Task statement>
From the entries that follow, gather each line holding the word "title".

Exercise data>
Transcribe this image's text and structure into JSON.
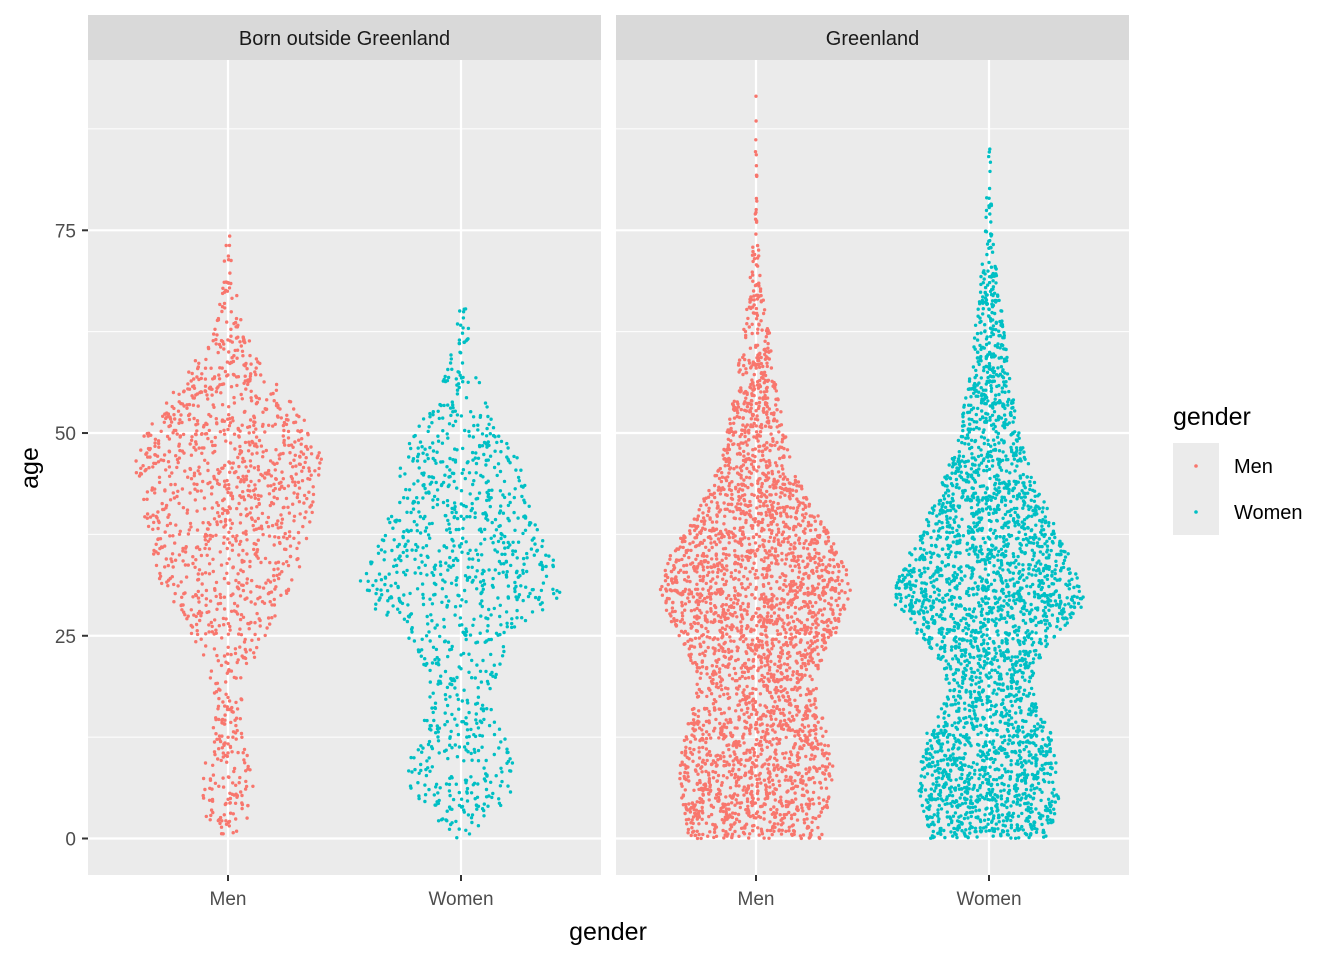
{
  "chart_data": {
    "type": "scatter",
    "subtype": "beeswarm",
    "title": "",
    "xlabel": "gender",
    "ylabel": "age",
    "ylim": [
      -4.5,
      96
    ],
    "y_ticks": [
      0,
      25,
      50,
      75
    ],
    "categories": [
      "Men",
      "Women"
    ],
    "grid": true,
    "legend": {
      "title": "gender",
      "position": "right",
      "entries": [
        {
          "label": "Men",
          "color": "#F8766D"
        },
        {
          "label": "Women",
          "color": "#00BFC4"
        }
      ]
    },
    "facets": [
      {
        "label": "Born outside Greenland",
        "groups": [
          {
            "name": "Men",
            "color": "#F8766D",
            "point_count": 1300,
            "age_range": [
              0,
              76
            ],
            "width_profile": [
              [
                0,
                0.06
              ],
              [
                3,
                0.22
              ],
              [
                6,
                0.24
              ],
              [
                9,
                0.22
              ],
              [
                12,
                0.16
              ],
              [
                16,
                0.13
              ],
              [
                20,
                0.18
              ],
              [
                24,
                0.3
              ],
              [
                27,
                0.45
              ],
              [
                31,
                0.62
              ],
              [
                36,
                0.72
              ],
              [
                42,
                0.82
              ],
              [
                47,
                0.88
              ],
              [
                52,
                0.7
              ],
              [
                57,
                0.4
              ],
              [
                61,
                0.22
              ],
              [
                65,
                0.12
              ],
              [
                68,
                0.07
              ],
              [
                72,
                0.03
              ],
              [
                76,
                0.01
              ]
            ]
          },
          {
            "name": "Women",
            "color": "#00BFC4",
            "point_count": 1050,
            "age_range": [
              0,
              70
            ],
            "width_profile": [
              [
                0,
                0.04
              ],
              [
                2,
                0.2
              ],
              [
                5,
                0.46
              ],
              [
                8,
                0.52
              ],
              [
                11,
                0.46
              ],
              [
                14,
                0.35
              ],
              [
                18,
                0.32
              ],
              [
                22,
                0.38
              ],
              [
                26,
                0.55
              ],
              [
                29,
                0.9
              ],
              [
                32,
                0.95
              ],
              [
                36,
                0.8
              ],
              [
                40,
                0.66
              ],
              [
                44,
                0.6
              ],
              [
                48,
                0.52
              ],
              [
                52,
                0.35
              ],
              [
                56,
                0.18
              ],
              [
                60,
                0.1
              ],
              [
                64,
                0.06
              ],
              [
                67,
                0.03
              ],
              [
                70,
                0.01
              ]
            ]
          }
        ]
      },
      {
        "label": "Greenland",
        "groups": [
          {
            "name": "Men",
            "color": "#F8766D",
            "point_count": 3200,
            "age_range": [
              0,
              92
            ],
            "width_profile": [
              [
                0,
                0.62
              ],
              [
                2,
                0.66
              ],
              [
                5,
                0.7
              ],
              [
                9,
                0.72
              ],
              [
                13,
                0.66
              ],
              [
                17,
                0.58
              ],
              [
                20,
                0.56
              ],
              [
                23,
                0.64
              ],
              [
                27,
                0.82
              ],
              [
                31,
                0.9
              ],
              [
                35,
                0.8
              ],
              [
                39,
                0.62
              ],
              [
                43,
                0.44
              ],
              [
                47,
                0.32
              ],
              [
                51,
                0.26
              ],
              [
                55,
                0.2
              ],
              [
                59,
                0.16
              ],
              [
                63,
                0.12
              ],
              [
                67,
                0.07
              ],
              [
                71,
                0.04
              ],
              [
                75,
                0.02
              ],
              [
                80,
                0.01
              ],
              [
                88,
                0.005
              ],
              [
                92,
                0.002
              ]
            ]
          },
          {
            "name": "Women",
            "color": "#00BFC4",
            "point_count": 3200,
            "age_range": [
              0,
              87
            ],
            "width_profile": [
              [
                0,
                0.55
              ],
              [
                2,
                0.6
              ],
              [
                5,
                0.66
              ],
              [
                9,
                0.64
              ],
              [
                13,
                0.58
              ],
              [
                16,
                0.45
              ],
              [
                19,
                0.4
              ],
              [
                22,
                0.46
              ],
              [
                25,
                0.66
              ],
              [
                29,
                0.9
              ],
              [
                33,
                0.84
              ],
              [
                37,
                0.66
              ],
              [
                41,
                0.54
              ],
              [
                45,
                0.4
              ],
              [
                49,
                0.3
              ],
              [
                53,
                0.24
              ],
              [
                57,
                0.2
              ],
              [
                61,
                0.16
              ],
              [
                65,
                0.12
              ],
              [
                69,
                0.08
              ],
              [
                73,
                0.05
              ],
              [
                77,
                0.03
              ],
              [
                81,
                0.02
              ],
              [
                85,
                0.01
              ],
              [
                87,
                0.004
              ]
            ]
          }
        ]
      }
    ]
  }
}
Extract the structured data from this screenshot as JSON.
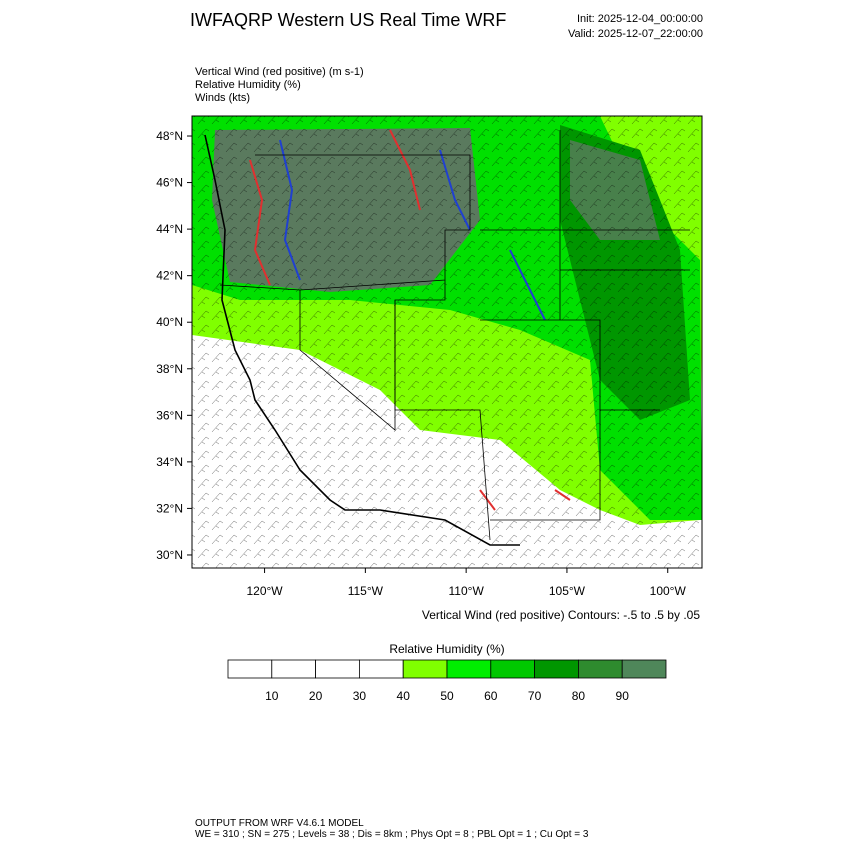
{
  "header": {
    "title": "IWFAQRP Western US Real Time WRF",
    "init": "Init: 2025-12-04_00:00:00",
    "valid": "Valid: 2025-12-07_22:00:00"
  },
  "fields": [
    "Vertical Wind (red positive)   (m s-1)",
    "Relative Humidity   (%)",
    "Winds   (kts)"
  ],
  "map": {
    "latlim": [
      29.44,
      48.86
    ],
    "lonlim": [
      -123.6,
      -98.3
    ],
    "lat_ticks": [
      {
        "value": 48,
        "label": "48°N"
      },
      {
        "value": 46,
        "label": "46°N"
      },
      {
        "value": 44,
        "label": "44°N"
      },
      {
        "value": 42,
        "label": "42°N"
      },
      {
        "value": 40,
        "label": "40°N"
      },
      {
        "value": 38,
        "label": "38°N"
      },
      {
        "value": 36,
        "label": "36°N"
      },
      {
        "value": 34,
        "label": "34°N"
      },
      {
        "value": 32,
        "label": "32°N"
      },
      {
        "value": 30,
        "label": "30°N"
      }
    ],
    "lon_ticks": [
      {
        "value": -120,
        "label": "120°W"
      },
      {
        "value": -115,
        "label": "115°W"
      },
      {
        "value": -110,
        "label": "110°W"
      },
      {
        "value": -105,
        "label": "105°W"
      },
      {
        "value": -100,
        "label": "100°W"
      }
    ],
    "contour_note": "Vertical Wind (red positive) Contours: -.5 to .5 by .05"
  },
  "colorbar": {
    "title": "Relative Humidity  (%)",
    "levels": [
      10,
      20,
      30,
      40,
      50,
      60,
      70,
      80,
      90
    ],
    "colors": [
      "#ffffff",
      "#ffffff",
      "#ffffff",
      "#ffffff",
      "#80ff00",
      "#00ee00",
      "#00c800",
      "#009600",
      "#2e8b2e",
      "#4f875a"
    ]
  },
  "footer": {
    "line1": "OUTPUT FROM WRF V4.6.1 MODEL",
    "line2": "WE = 310 ; SN = 275 ; Levels = 38 ; Dis = 8km ; Phys Opt = 8 ; PBL Opt = 1 ; Cu Opt = 3"
  }
}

Result>
    "title": "",
      "title": "gender",
    "title": "IWFAQRP Western US Real Time WRF",
    "title": "Relative Humidity  (%)",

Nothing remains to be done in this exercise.